◆ **Problem requirements**
Your task is to transcribe all of the records exactly and leave out the pictures.

◆ **Stored records**

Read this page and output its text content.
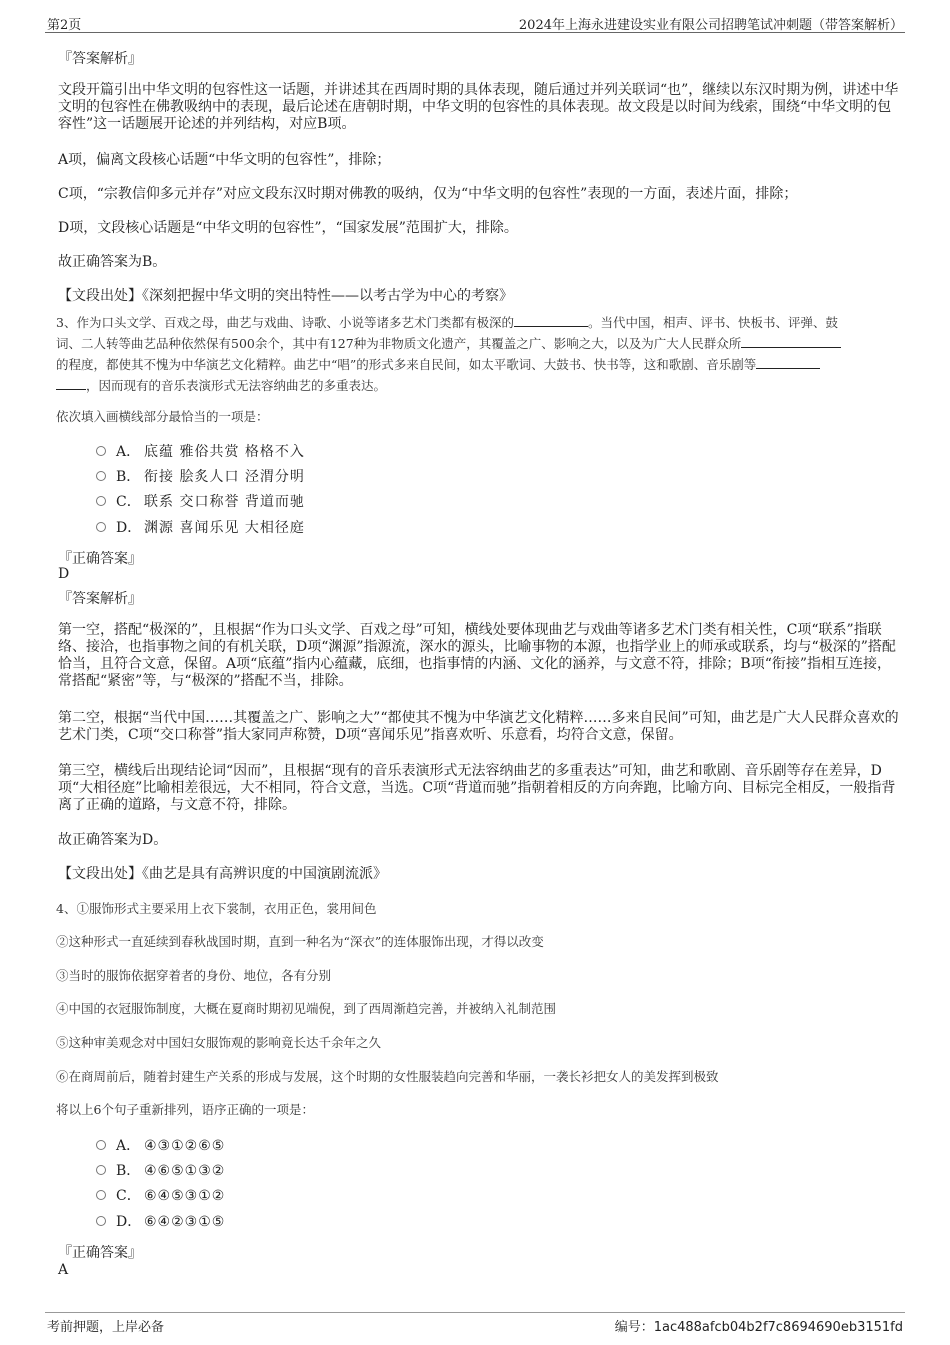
第2页	2024年上海永进建设实业有限公司招聘笔试冲刺题（带答案解析）
『答案解析』
文段开篇引出中华文明的包容性这一话题，并讲述其在西周时期的具体表现，随后通过并列关联词“也”，继续以东汉时期为例，讲述中华文明的包容性在佛教吸纳中的表现，最后论述在唐朝时期，中华文明的包容性的具体表现。故文段是以时间为线索，围绕“中华文明的包容性”这一话题展开论述的并列结构，对应B项。
A项，偏离文段核心话题“中华文明的包容性”，排除；
C项，“宗教信仰多元并存”对应文段东汉时期对佛教的吸纳，仅为“中华文明的包容性”表现的一方面，表述片面，排除；
D项，文段核心话题是“中华文明的包容性”，“国家发展”范围扩大，排除。
故正确答案为B。
【文段出处】《深刻把握中华文明的突出特性——以考古学为中心的考察》
3、作为口头文学、百戏之母，曲艺与戏曲、诗歌、小说等诸多艺术门类都有极深的	。当代中国，相声、评书、快板书、评弹、鼓
词、二人转等曲艺品种依然保有500余个，其中有127种为非物质文化遗产，其覆盖之广、影响之大，以及为广大人民群众所
的程度，都使其不愧为中华演艺文化精粹。曲艺中“唱”的形式多来自民间，如太平歌词、大鼓书、快书等，这和歌剧、音乐剧等
，因而现有的音乐表演形式无法容纳曲艺的多重表达。
依次填入画横线部分最恰当的一项是：
A． 底蕴 雅俗共赏 格格不入
B． 衔接 脍炙人口 泾渭分明
C． 联系 交口称誉 背道而驰
D． 渊源 喜闻乐见 大相径庭
『正确答案』
D
『答案解析』
第一空，搭配“极深的”，且根据“作为口头文学、百戏之母”可知，横线处要体现曲艺与戏曲等诸多艺术门类有相关性，C项“联系”指联络、接洽，也指事物之间的有机关联，D项“渊源”指源流，深水的源头，比喻事物的本源，也指学业上的师承或联系，均与“极深的”搭配恰当，且符合文意，保留。A项“底蕴”指内心蕴藏，底细，也指事情的内涵、文化的涵养，与文意不符，排除；B项“衔接”指相互连接，常搭配“紧密”等，与“极深的”搭配不当，排除。
第二空，根据“当代中国……其覆盖之广、影响之大”“都使其不愧为中华演艺文化精粹……多来自民间”可知，曲艺是广大人民群众喜欢的艺术门类，C项“交口称誉”指大家同声称赞，D项“喜闻乐见”指喜欢听、乐意看，均符合文意，保留。
第三空，横线后出现结论词“因而”，且根据“现有的音乐表演形式无法容纳曲艺的多重表达”可知，曲艺和歌剧、音乐剧等存在差异，D项“大相径庭”比喻相差很远，大不相同，符合文意，当选。C项“背道而驰”指朝着相反的方向奔跑，比喻方向、目标完全相反，一般指背离了正确的道路，与文意不符，排除。
故正确答案为D。
【文段出处】《曲艺是具有高辨识度的中国演剧流派》
4、①服饰形式主要采用上衣下裳制，衣用正色，裳用间色
②这种形式一直延续到春秋战国时期，直到一种名为“深衣”的连体服饰出现，才得以改变
③当时的服饰依据穿着者的身份、地位，各有分别
④中国的衣冠服饰制度，大概在夏商时期初见端倪，到了西周渐趋完善，并被纳入礼制范围
⑤这种审美观念对中国妇女服饰观的影响竟长达千余年之久
⑥在商周前后，随着封建生产关系的形成与发展，这个时期的女性服装趋向完善和华丽，一袭长衫把女人的美发挥到极致
将以上6个句子重新排列，语序正确的一项是：
A． ④③①②⑥⑤
B． ④⑥⑤①③②
C． ⑥④⑤③①②
D． ⑥④②③①⑤
『正确答案』
A
考前押题，上岸必备	编号：1ac488afcb04b2f7c8694690eb3151fd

◆ **Problem solution**
Read this page and output its text content.
第2页	2024年上海永进建设实业有限公司招聘笔试冲刺题（带答案解析）
『答案解析』
文段开篇引出中华文明的包容性这一话题，并讲述其在西周时期的具体表现，随后通过并列关联词“也”，继续以东汉时期为例，讲述中华文明的包容性在佛教吸纳中的表现，最后论述在唐朝时期，中华文明的包容性的具体表现。故文段是以时间为线索，围绕“中华文明的包容性”这一话题展开论述的并列结构，对应B项。
A项，偏离文段核心话题“中华文明的包容性”，排除；
C项，“宗教信仰多元并存”对应文段东汉时期对佛教的吸纳，仅为“中华文明的包容性”表现的一方面，表述片面，排除；
D项，文段核心话题是“中华文明的包容性”，“国家发展”范围扩大，排除。
故正确答案为B。
【文段出处】《深刻把握中华文明的突出特性——以考古学为中心的考察》
3、作为口头文学、百戏之母，曲艺与戏曲、诗歌、小说等诸多艺术门类都有极深的	。当代中国，相声、评书、快板书、评弹、鼓
词、二人转等曲艺品种依然保有500余个，其中有127种为非物质文化遗产，其覆盖之广、影响之大，以及为广大人民群众所
的程度，都使其不愧为中华演艺文化精粹。曲艺中“唱”的形式多来自民间，如太平歌词、大鼓书、快书等，这和歌剧、音乐剧等
，因而现有的音乐表演形式无法容纳曲艺的多重表达。
依次填入画横线部分最恰当的一项是：
A． 底蕴 雅俗共赏 格格不入
B． 衔接 脍炙人口 泾渭分明
C． 联系 交口称誉 背道而驰
D． 渊源 喜闻乐见 大相径庭
『正确答案』
D
『答案解析』
第一空，搭配“极深的”，且根据“作为口头文学、百戏之母”可知，横线处要体现曲艺与戏曲等诸多艺术门类有相关性，C项“联系”指联络、接洽，也指事物之间的有机关联，D项“渊源”指源流，深水的源头，比喻事物的本源，也指学业上的师承或联系，均与“极深的”搭配恰当，且符合文意，保留。A项“底蕴”指内心蕴藏，底细，也指事情的内涵、文化的涵养，与文意不符，排除；B项“衔接”指相互连接，常搭配“紧密”等，与“极深的”搭配不当，排除。
第二空，根据“当代中国……其覆盖之广、影响之大”“都使其不愧为中华演艺文化精粹……多来自民间”可知，曲艺是广大人民群众喜欢的艺术门类，C项“交口称誉”指大家同声称赞，D项“喜闻乐见”指喜欢听、乐意看，均符合文意，保留。
第三空，横线后出现结论词“因而”，且根据“现有的音乐表演形式无法容纳曲艺的多重表达”可知，曲艺和歌剧、音乐剧等存在差异，D项“大相径庭”比喻相差很远，大不相同，符合文意，当选。C项“背道而驰”指朝着相反的方向奔跑，比喻方向、目标完全相反，一般指背离了正确的道路，与文意不符，排除。
故正确答案为D。
【文段出处】《曲艺是具有高辨识度的中国演剧流派》
4、①服饰形式主要采用上衣下裳制，衣用正色，裳用间色
②这种形式一直延续到春秋战国时期，直到一种名为“深衣”的连体服饰出现，才得以改变
③当时的服饰依据穿着者的身份、地位，各有分别
④中国的衣冠服饰制度，大概在夏商时期初见端倪，到了西周渐趋完善，并被纳入礼制范围
⑤这种审美观念对中国妇女服饰观的影响竟长达千余年之久
⑥在商周前后，随着封建生产关系的形成与发展，这个时期的女性服装趋向完善和华丽，一袭长衫把女人的美发挥到极致
将以上6个句子重新排列，语序正确的一项是：
A． ④③①②⑥⑤
B． ④⑥⑤①③②
C． ⑥④⑤③①②
D． ⑥④②③①⑤
『正确答案』
A
考前押题，上岸必备	编号：1ac488afcb04b2f7c8694690eb3151fd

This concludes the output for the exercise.